>>>
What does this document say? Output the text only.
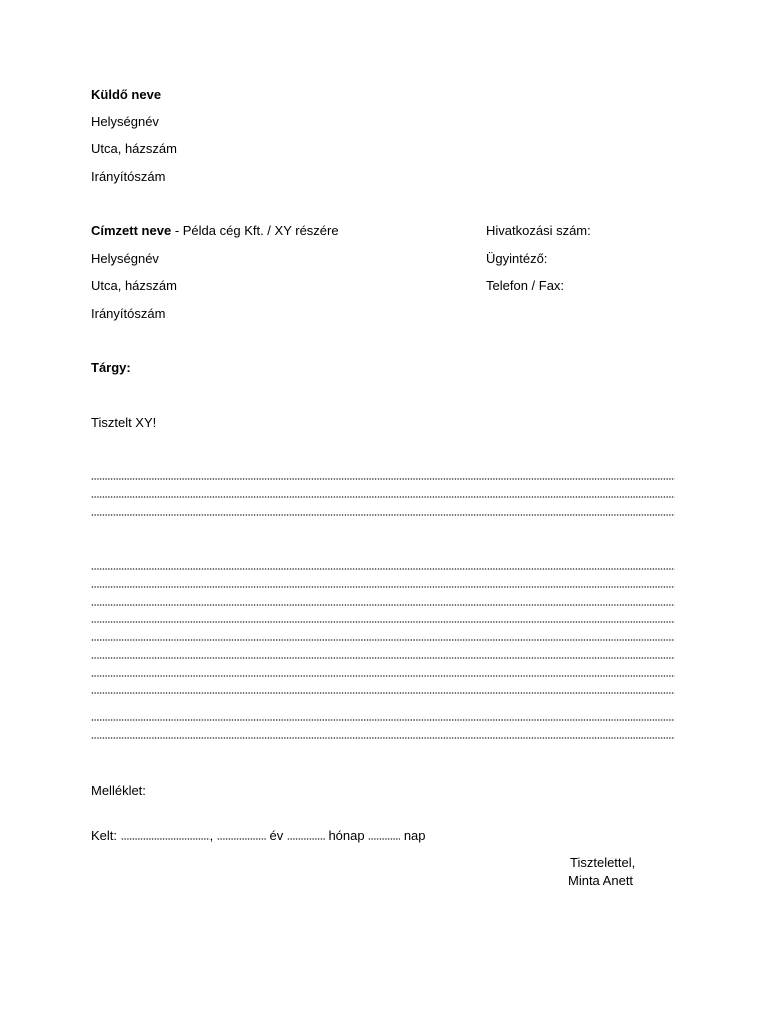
Küldő neve
Helységnév
Utca, házszám
Irányítószám
Címzett neve - Példa cég Kft. / XY részére
Helységnév
Utca, házszám
Irányítószám
Hivatkozási szám:
Ügyintéző:
Telefon / Fax:
Tárgy:
Tisztelt XY!
Melléklet:
Kelt:	,	év	hónap  nap
Tisztelettel,
Minta Anett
<<<
Print the listing above in full, exactly as written. Omit any pictures.

=== Solution below ===
What does this document say? Output the text only.
Küldő neve
Helységnév
Utca, házszám
Irányítószám
Címzett neve - Példa cég Kft. / XY részére
Helységnév
Utca, házszám
Irányítószám
Hivatkozási szám:
Ügyintéző:
Telefon / Fax:
Tárgy:
Tisztelt XY!
Melléklet:
Kelt:	,	év	hónap  nap
Tisztelettel,
Minta Anett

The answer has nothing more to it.